Your objective: How many lines of the data include the string "module"? State the number and nothing else.

— start Provided records —

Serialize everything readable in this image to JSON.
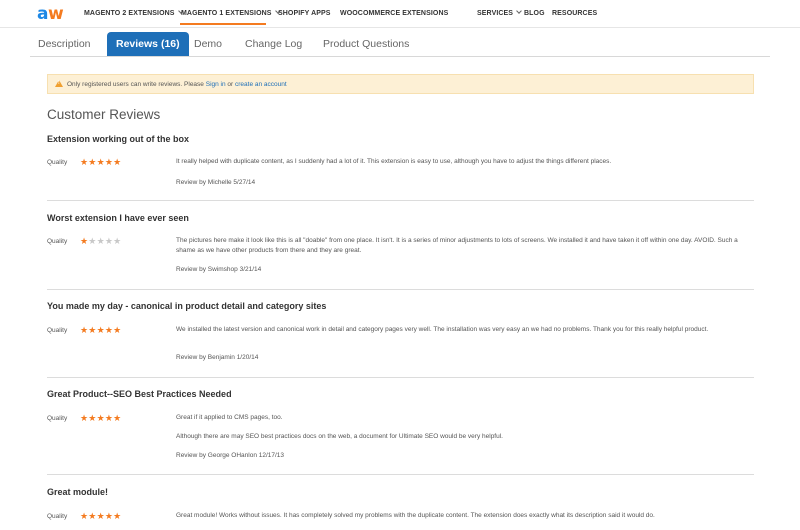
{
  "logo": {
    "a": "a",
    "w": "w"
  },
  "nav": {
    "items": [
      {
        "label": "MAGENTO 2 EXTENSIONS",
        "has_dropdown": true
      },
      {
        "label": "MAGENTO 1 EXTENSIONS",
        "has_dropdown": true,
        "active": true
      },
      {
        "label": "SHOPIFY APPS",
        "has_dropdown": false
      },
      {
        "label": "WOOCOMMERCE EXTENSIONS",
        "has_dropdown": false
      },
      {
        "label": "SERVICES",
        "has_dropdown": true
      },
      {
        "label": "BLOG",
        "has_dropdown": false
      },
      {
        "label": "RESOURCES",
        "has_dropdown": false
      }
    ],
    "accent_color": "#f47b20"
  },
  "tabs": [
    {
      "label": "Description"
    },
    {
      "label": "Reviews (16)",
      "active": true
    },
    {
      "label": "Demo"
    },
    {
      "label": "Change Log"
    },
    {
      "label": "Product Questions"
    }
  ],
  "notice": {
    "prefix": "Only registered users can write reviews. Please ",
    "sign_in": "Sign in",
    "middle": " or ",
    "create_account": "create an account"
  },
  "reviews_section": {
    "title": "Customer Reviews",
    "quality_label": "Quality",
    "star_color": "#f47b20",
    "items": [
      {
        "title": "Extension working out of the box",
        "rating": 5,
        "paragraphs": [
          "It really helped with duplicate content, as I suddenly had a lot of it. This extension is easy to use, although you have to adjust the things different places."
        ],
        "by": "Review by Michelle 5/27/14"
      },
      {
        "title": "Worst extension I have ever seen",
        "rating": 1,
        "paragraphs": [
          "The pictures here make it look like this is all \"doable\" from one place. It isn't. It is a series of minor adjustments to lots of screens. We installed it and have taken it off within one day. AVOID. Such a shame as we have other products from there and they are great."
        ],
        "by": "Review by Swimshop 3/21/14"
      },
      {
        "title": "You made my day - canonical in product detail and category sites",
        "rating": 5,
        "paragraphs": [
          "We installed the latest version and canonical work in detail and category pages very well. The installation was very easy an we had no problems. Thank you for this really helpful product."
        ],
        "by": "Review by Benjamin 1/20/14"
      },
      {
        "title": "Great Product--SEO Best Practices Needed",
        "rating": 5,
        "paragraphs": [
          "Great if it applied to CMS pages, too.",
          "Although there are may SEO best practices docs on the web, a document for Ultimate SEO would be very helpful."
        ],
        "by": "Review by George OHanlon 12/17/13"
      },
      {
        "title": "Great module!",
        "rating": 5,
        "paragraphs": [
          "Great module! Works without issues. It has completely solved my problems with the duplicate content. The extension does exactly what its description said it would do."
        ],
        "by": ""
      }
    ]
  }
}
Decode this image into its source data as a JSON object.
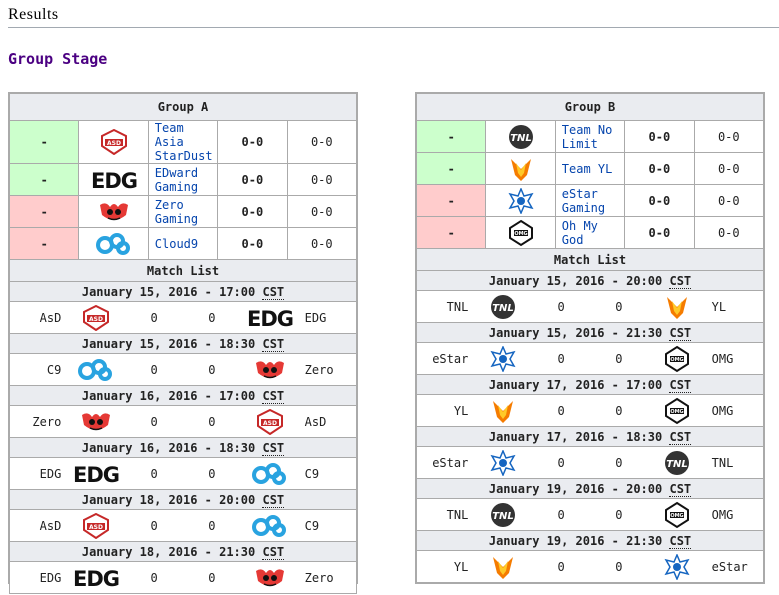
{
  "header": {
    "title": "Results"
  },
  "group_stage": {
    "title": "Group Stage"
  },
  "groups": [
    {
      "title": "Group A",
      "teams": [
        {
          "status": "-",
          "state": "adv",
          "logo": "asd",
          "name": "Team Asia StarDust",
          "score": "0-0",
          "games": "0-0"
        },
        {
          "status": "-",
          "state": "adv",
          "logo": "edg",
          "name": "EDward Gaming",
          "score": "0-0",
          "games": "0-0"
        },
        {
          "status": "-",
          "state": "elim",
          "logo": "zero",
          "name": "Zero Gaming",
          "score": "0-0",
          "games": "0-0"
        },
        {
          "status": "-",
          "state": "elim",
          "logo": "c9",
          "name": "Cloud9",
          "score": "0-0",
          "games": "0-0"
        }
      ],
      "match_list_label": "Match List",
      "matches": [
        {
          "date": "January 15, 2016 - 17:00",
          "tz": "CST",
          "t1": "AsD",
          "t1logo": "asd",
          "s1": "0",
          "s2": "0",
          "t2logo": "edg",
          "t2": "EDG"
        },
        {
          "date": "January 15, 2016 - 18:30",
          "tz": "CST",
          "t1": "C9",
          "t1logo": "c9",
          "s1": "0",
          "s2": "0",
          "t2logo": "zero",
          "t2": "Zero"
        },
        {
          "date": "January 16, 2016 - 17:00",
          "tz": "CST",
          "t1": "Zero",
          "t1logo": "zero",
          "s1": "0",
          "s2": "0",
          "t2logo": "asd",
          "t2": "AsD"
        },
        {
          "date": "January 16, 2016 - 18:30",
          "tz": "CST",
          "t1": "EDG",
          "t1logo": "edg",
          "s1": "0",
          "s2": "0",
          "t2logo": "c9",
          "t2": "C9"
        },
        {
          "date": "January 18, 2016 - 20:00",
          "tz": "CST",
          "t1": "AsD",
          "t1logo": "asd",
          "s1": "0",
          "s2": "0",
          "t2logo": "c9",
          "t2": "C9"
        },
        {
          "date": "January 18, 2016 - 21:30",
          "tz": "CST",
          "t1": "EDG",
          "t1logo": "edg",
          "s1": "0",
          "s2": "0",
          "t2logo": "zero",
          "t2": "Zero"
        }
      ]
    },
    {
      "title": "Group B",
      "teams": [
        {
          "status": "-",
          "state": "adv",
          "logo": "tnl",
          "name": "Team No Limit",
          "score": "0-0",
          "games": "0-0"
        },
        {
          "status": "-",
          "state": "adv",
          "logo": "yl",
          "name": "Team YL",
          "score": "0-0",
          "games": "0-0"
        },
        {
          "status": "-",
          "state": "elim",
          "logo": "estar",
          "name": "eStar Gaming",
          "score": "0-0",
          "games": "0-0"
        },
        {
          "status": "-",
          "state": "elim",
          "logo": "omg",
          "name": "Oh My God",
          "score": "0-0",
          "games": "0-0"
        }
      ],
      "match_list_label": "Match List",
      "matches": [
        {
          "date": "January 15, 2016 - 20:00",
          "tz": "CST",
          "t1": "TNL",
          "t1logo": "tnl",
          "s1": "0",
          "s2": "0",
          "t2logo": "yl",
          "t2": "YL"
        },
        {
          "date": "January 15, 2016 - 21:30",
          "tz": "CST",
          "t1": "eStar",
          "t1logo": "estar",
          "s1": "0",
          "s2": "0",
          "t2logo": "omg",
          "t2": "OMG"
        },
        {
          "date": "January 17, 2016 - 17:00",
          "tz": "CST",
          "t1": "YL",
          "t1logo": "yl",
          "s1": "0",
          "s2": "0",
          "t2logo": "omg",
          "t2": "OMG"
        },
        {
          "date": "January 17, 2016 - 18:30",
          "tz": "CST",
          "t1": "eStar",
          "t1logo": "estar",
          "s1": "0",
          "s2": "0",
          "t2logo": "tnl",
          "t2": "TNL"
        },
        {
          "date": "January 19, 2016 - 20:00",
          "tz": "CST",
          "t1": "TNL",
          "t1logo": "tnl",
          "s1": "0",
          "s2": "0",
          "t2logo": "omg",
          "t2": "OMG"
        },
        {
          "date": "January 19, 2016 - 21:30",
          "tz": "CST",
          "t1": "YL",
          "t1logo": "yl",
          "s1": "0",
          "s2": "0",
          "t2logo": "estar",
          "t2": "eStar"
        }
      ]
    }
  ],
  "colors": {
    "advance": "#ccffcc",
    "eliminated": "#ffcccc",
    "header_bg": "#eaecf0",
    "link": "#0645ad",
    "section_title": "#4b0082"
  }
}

— end Provided records —

Output for this exercise: 2